- [EXERCISE AIM]:
Each line that holds the word "name" counts once; give the total number of such lines and nothing else.

Extracts from a graphics dataset

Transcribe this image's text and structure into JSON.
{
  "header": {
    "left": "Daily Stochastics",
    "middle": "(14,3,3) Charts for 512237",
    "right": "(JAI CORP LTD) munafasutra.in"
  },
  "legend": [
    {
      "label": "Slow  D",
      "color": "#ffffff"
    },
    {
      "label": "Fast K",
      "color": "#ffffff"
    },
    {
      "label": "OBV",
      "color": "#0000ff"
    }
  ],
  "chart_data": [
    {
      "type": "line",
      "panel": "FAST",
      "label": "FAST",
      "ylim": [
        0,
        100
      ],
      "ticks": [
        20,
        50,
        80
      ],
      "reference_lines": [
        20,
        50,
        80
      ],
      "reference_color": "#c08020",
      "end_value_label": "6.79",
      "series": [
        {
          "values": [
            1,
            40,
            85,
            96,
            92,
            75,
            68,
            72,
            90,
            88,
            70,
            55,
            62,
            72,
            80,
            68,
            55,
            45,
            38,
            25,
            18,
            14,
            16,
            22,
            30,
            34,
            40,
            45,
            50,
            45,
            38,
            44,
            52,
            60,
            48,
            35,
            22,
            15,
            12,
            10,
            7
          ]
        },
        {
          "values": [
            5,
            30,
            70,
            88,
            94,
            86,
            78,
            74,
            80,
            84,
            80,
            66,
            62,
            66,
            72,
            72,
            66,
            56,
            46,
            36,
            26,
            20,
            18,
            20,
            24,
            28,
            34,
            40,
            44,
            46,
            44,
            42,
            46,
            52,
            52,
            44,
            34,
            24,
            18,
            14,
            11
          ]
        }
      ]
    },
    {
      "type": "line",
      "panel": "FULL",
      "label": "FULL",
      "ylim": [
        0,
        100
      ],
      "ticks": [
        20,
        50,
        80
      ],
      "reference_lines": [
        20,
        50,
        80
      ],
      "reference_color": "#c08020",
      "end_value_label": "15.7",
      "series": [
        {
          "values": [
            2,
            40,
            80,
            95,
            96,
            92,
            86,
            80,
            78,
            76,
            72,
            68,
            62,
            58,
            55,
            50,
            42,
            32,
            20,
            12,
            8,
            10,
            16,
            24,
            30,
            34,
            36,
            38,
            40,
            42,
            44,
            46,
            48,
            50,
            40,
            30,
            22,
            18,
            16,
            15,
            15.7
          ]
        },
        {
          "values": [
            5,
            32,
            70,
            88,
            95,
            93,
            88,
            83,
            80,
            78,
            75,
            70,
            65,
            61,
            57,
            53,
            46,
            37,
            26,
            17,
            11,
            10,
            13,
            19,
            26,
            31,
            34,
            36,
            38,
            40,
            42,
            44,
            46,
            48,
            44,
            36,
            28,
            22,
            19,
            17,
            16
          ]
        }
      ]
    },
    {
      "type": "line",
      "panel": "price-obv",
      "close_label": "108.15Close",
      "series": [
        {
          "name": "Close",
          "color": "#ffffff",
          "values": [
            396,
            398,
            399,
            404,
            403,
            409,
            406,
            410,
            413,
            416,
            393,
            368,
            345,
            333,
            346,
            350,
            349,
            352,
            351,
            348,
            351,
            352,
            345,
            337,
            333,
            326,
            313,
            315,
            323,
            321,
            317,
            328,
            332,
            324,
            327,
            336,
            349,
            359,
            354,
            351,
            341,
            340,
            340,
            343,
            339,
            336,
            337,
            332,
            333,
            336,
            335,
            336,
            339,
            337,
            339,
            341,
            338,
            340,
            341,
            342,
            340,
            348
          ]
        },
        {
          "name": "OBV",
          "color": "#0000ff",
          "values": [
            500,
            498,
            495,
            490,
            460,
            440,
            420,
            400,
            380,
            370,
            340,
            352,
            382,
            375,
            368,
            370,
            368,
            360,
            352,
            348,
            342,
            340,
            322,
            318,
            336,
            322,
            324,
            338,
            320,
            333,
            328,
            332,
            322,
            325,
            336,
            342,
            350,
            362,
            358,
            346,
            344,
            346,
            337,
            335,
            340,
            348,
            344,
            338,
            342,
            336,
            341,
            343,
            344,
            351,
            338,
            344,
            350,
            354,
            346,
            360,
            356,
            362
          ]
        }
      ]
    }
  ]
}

--

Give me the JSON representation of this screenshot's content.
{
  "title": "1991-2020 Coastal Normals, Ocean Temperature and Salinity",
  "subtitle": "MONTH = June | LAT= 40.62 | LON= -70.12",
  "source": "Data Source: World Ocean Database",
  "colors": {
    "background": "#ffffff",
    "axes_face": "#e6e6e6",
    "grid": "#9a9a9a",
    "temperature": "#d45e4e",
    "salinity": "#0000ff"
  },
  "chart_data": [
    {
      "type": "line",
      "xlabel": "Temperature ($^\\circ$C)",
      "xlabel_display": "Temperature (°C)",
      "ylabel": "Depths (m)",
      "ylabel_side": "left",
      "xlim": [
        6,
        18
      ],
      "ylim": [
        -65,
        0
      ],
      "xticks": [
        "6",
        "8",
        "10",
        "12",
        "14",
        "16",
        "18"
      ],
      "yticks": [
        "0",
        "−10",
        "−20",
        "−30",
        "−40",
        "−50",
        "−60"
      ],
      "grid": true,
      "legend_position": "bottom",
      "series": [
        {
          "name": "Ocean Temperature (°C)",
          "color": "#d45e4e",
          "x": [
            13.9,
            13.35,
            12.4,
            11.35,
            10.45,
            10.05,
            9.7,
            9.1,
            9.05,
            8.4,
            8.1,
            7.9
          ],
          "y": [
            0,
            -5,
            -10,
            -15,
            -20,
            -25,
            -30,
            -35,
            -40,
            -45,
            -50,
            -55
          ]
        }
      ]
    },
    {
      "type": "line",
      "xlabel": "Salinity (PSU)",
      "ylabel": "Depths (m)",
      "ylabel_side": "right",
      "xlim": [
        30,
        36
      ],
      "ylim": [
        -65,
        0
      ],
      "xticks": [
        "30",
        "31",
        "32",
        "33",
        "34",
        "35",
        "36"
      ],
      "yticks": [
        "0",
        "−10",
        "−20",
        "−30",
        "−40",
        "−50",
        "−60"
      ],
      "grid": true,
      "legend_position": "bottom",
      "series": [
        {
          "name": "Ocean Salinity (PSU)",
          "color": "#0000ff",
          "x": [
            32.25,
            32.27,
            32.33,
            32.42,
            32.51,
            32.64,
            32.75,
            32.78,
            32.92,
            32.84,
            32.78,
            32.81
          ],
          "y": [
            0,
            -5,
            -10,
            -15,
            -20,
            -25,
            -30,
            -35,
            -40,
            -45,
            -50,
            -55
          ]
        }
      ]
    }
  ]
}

- [REPLY]:
4